::: RECORDS PROVIDED :::
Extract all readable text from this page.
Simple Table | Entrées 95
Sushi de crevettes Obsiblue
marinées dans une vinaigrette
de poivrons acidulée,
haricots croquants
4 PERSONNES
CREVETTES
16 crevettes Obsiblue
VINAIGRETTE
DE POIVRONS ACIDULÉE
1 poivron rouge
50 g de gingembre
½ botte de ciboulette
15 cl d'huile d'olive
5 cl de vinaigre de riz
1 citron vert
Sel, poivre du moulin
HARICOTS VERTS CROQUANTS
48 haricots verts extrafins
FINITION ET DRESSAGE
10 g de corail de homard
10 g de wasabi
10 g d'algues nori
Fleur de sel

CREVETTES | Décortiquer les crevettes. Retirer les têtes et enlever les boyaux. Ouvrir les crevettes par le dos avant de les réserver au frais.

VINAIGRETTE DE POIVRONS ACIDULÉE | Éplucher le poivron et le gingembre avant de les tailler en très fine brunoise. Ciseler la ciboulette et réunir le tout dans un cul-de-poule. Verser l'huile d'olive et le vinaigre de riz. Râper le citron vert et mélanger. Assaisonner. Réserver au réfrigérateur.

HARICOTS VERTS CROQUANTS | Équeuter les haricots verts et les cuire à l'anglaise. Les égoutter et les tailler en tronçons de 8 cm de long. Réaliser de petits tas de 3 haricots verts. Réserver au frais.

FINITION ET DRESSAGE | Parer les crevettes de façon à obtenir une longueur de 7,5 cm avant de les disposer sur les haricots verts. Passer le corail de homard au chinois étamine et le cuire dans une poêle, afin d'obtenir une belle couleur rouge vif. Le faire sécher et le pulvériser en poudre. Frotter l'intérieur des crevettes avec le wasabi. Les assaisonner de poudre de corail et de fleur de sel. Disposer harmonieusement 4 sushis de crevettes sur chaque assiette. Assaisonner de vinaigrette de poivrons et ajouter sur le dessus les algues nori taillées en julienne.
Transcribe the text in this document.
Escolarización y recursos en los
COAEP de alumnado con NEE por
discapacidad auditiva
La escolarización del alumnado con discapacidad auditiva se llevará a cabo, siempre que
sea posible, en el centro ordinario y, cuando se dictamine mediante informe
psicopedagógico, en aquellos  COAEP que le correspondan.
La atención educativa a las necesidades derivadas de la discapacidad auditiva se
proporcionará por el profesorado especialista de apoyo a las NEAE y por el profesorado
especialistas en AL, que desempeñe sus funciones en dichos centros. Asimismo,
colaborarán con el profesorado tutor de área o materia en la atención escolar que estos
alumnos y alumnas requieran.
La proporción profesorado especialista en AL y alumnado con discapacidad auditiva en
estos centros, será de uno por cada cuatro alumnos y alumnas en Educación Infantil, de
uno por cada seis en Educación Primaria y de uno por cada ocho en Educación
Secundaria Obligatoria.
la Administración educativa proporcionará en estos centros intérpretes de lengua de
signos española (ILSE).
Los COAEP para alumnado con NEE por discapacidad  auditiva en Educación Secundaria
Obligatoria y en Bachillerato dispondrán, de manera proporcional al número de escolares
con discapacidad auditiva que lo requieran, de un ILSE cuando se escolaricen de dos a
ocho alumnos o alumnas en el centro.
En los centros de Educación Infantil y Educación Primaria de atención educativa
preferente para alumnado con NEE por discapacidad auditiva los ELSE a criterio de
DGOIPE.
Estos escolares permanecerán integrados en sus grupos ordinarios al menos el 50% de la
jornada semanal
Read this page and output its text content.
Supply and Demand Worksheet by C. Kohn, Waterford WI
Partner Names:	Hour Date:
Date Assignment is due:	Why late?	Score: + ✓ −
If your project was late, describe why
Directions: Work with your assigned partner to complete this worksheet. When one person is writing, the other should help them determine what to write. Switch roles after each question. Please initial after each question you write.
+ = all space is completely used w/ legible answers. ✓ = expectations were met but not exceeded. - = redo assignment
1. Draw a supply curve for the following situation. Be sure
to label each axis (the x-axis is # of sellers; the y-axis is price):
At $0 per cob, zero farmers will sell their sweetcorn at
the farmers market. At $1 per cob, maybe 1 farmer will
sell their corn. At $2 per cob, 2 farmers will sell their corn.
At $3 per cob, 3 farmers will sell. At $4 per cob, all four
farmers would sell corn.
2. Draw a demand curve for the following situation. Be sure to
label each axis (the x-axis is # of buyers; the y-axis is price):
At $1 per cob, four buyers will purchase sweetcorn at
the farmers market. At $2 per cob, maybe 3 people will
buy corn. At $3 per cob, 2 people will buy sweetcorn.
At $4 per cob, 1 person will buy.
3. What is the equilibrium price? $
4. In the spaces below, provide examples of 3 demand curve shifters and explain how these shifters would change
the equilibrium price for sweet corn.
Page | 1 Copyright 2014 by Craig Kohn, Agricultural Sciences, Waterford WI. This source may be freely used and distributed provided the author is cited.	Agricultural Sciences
:::
Quote all the records. Keep every word exact.

Extract all readable text from this page.
Simple Table | Entrées 95
Sushi de crevettes Obsiblue
marinées dans une vinaigrette
de poivrons acidulée,
haricots croquants
4 PERSONNES
CREVETTES
16 crevettes Obsiblue
VINAIGRETTE
DE POIVRONS ACIDULÉE
1 poivron rouge
50 g de gingembre
½ botte de ciboulette
15 cl d'huile d'olive
5 cl de vinaigre de riz
1 citron vert
Sel, poivre du moulin
HARICOTS VERTS CROQUANTS
48 haricots verts extrafins
FINITION ET DRESSAGE
10 g de corail de homard
10 g de wasabi
10 g d'algues nori
Fleur de sel

CREVETTES | Décortiquer les crevettes. Retirer les têtes et enlever les boyaux. Ouvrir les crevettes par le dos avant de les réserver au frais.

VINAIGRETTE DE POIVRONS ACIDULÉE | Éplucher le poivron et le gingembre avant de les tailler en très fine brunoise. Ciseler la ciboulette et réunir le tout dans un cul-de-poule. Verser l'huile d'olive et le vinaigre de riz. Râper le citron vert et mélanger. Assaisonner. Réserver au réfrigérateur.

HARICOTS VERTS CROQUANTS | Équeuter les haricots verts et les cuire à l'anglaise. Les égoutter et les tailler en tronçons de 8 cm de long. Réaliser de petits tas de 3 haricots verts. Réserver au frais.

FINITION ET DRESSAGE | Parer les crevettes de façon à obtenir une longueur de 7,5 cm avant de les disposer sur les haricots verts. Passer le corail de homard au chinois étamine et le cuire dans une poêle, afin d'obtenir une belle couleur rouge vif. Le faire sécher et le pulvériser en poudre. Frotter l'intérieur des crevettes avec le wasabi. Les assaisonner de poudre de corail et de fleur de sel. Disposer harmonieusement 4 sushis de crevettes sur chaque assiette. Assaisonner de vinaigrette de poivrons et ajouter sur le dessus les algues nori taillées en julienne.
Transcribe the text in this document.
Escolarización y recursos en los
COAEP de alumnado con NEE por
discapacidad auditiva
La escolarización del alumnado con discapacidad auditiva se llevará a cabo, siempre que
sea posible, en el centro ordinario y, cuando se dictamine mediante informe
psicopedagógico, en aquellos  COAEP que le correspondan.
La atención educativa a las necesidades derivadas de la discapacidad auditiva se
proporcionará por el profesorado especialista de apoyo a las NEAE y por el profesorado
especialistas en AL, que desempeñe sus funciones en dichos centros. Asimismo,
colaborarán con el profesorado tutor de área o materia en la atención escolar que estos
alumnos y alumnas requieran.
La proporción profesorado especialista en AL y alumnado con discapacidad auditiva en
estos centros, será de uno por cada cuatro alumnos y alumnas en Educación Infantil, de
uno por cada seis en Educación Primaria y de uno por cada ocho en Educación
Secundaria Obligatoria.
la Administración educativa proporcionará en estos centros intérpretes de lengua de
signos española (ILSE).
Los COAEP para alumnado con NEE por discapacidad  auditiva en Educación Secundaria
Obligatoria y en Bachillerato dispondrán, de manera proporcional al número de escolares
con discapacidad auditiva que lo requieran, de un ILSE cuando se escolaricen de dos a
ocho alumnos o alumnas en el centro.
En los centros de Educación Infantil y Educación Primaria de atención educativa
preferente para alumnado con NEE por discapacidad auditiva los ELSE a criterio de
DGOIPE.
Estos escolares permanecerán integrados en sus grupos ordinarios al menos el 50% de la
jornada semanal
Read this page and output its text content.
Supply and Demand Worksheet by C. Kohn, Waterford WI
Partner Names:	Hour Date:
Date Assignment is due:	Why late?	Score: + ✓ −
If your project was late, describe why
Directions: Work with your assigned partner to complete this worksheet. When one person is writing, the other should help them determine what to write. Switch roles after each question. Please initial after each question you write.
+ = all space is completely used w/ legible answers. ✓ = expectations were met but not exceeded. - = redo assignment
1. Draw a supply curve for the following situation. Be sure
to label each axis (the x-axis is # of sellers; the y-axis is price):
At $0 per cob, zero farmers will sell their sweetcorn at
the farmers market. At $1 per cob, maybe 1 farmer will
sell their corn. At $2 per cob, 2 farmers will sell their corn.
At $3 per cob, 3 farmers will sell. At $4 per cob, all four
farmers would sell corn.
2. Draw a demand curve for the following situation. Be sure to
label each axis (the x-axis is # of buyers; the y-axis is price):
At $1 per cob, four buyers will purchase sweetcorn at
the farmers market. At $2 per cob, maybe 3 people will
buy corn. At $3 per cob, 2 people will buy sweetcorn.
At $4 per cob, 1 person will buy.
3. What is the equilibrium price? $
4. In the spaces below, provide examples of 3 demand curve shifters and explain how these shifters would change
the equilibrium price for sweet corn.
Page | 1 Copyright 2014 by Craig Kohn, Agricultural Sciences, Waterford WI. This source may be freely used and distributed provided the author is cited.	Agricultural Sciences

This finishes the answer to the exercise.